• EXERCISE PASSAGE
----

Thursday Thirteen


Thirteen things that ‘m thinking about as I wait for child #3 to make an appearance

13. Names. For a boy, for a girl, English names, Hebrew names, will the child like it, will it get them teased…

12. Do I have all the necessary supplies as we plan for another homebirth. I look everyday, I have the list at my desk and it causes me great stress to think that once active labour begins, that something may be forgotten. Having all the necessary supplies is the least I can do.  But if this baby requires a trip  to the hospital, I’m screwed and should do something about that like put together a travel bag…

11. Lack of sleep. Not that worried, I’m used to it, but carrying Stewie around with a herniated a disc in my back left a bad memory for me.  My wife on the other hand needs a ton of sleep, and once awake has a hard time going back to sleep.  Poor her.

10. If baby is a girl WTF am I supposed to do with that? I know boy parts, not girls parts. And yes, wipe from front to back is a good start but it can’t be that easy…

9. When will active labour start? I’ve been planning for this for weeks and as work gets closer and closer to my uber-busy period, I worry that it will come at a really terrible time (but I don’t care).  I’m ready to drop every thing to help out.

8. I think about clothes.  We have tons of boys clothes, but if it’s a girl, I don’t want her wearing blue… I want her in pink.

7. I wonder about family.  My mother and sister don’t see the kids that often as it is and if we really need the extra support will they we willing to pitch in for long periods of time?  I have no relationship with my Uncles and on my wife’s side all relationships have been getting better and better over the past 5 years.  Still not close, but improving!

6. Meconium poo.  That sticky, tar poo that you have to scrape off baby’s bottom.  I dread it and my wife has never cleaned one. 

5. What is this baby going to look like?  Pointy chin, big ears?  droopy left eye?   I’m betting on black hair and squinty eyes.

4.  Will anyone care besides us?  3 kids, geez.  That’s more kids than there are parents.  Are we being socially responsible having 3 kids?  I feel better since we live in an above average neighbourhood, used cloth diapers and drive a hybrid vehicle…

3.  The delivery.  I hope it goes well and we can have this baby at home and the mummy will be able to walk around after in as little pain as necessary.  I hope both mummy and baby come out of this delivery in the best shape possible.

2. How gutsy and courageous my wife is – and no, not for marrying me in the first place – but having to put your body and life on hold for 9 months prior to the birth and for 2 years after the birth. The delivery, contractions, pain, all that stuff. It’s inspiring, and amazing. Totally not for everyone (like men).

1. I think about my Dad and my Grandfather (Zaida) both of whom would have loved to have met my children. I am lucky to have them named in part after both of them but it does not and will never fill that void left by their passing.

----

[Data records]
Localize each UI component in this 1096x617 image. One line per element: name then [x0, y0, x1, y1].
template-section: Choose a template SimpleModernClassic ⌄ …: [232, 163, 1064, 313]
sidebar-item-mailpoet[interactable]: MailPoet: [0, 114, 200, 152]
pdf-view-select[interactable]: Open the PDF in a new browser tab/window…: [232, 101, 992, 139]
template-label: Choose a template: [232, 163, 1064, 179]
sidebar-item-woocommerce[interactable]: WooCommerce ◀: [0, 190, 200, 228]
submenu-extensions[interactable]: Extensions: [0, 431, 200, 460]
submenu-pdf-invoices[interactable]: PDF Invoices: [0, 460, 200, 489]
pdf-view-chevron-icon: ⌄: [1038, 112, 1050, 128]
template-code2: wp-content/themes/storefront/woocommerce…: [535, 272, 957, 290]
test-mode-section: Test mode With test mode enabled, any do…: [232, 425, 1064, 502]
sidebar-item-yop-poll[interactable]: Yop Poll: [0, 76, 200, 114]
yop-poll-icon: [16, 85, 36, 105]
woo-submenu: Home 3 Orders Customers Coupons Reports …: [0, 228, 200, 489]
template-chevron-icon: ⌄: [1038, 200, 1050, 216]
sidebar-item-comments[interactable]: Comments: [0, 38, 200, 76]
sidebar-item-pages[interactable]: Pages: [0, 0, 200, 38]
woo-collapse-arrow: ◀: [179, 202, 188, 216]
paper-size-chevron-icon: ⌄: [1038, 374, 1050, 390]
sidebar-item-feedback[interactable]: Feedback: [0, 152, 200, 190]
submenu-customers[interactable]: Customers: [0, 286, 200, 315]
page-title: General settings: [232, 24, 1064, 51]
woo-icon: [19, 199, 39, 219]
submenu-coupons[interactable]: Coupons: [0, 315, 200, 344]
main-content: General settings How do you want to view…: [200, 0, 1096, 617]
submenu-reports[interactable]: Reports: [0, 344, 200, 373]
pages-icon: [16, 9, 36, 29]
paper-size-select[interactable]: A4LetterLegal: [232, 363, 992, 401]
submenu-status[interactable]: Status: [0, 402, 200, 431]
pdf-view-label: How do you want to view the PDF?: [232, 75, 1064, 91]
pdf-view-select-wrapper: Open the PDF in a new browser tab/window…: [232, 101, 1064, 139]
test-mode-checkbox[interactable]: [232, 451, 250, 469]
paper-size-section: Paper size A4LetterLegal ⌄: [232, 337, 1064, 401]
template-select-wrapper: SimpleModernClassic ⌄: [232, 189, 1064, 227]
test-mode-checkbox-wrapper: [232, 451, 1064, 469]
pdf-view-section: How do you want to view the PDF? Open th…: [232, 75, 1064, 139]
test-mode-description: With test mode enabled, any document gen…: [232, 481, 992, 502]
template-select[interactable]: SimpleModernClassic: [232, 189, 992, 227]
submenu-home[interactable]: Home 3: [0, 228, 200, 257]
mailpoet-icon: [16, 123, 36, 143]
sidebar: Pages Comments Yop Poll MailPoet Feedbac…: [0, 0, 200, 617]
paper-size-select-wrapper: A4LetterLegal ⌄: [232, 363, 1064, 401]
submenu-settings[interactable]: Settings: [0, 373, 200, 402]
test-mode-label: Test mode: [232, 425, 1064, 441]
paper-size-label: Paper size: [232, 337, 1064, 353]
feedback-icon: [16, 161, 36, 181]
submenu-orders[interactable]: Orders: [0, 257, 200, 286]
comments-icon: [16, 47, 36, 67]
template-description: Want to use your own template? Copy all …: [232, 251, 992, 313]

----

• INSTRUCTIONS TO FOLLOW
Copy everything in the Thursday Thirteen list from "7. I wonder" down to "never cleaned one.".

• RESPONSE AREA
7. I wonder about family.  My mother and sister don’t see the kids that often as it is and if we really need the extra support will they we willing to pitch in for long periods of time?  I have no relationship with my Uncles and on my wife’s side all relationships have been getting better and better over the past 5 years.  Still not close, but improving!

6. Meconium poo.  That sticky, tar poo that you have to scrape off baby’s bottom.  I dread it and my wife has never cleaned one.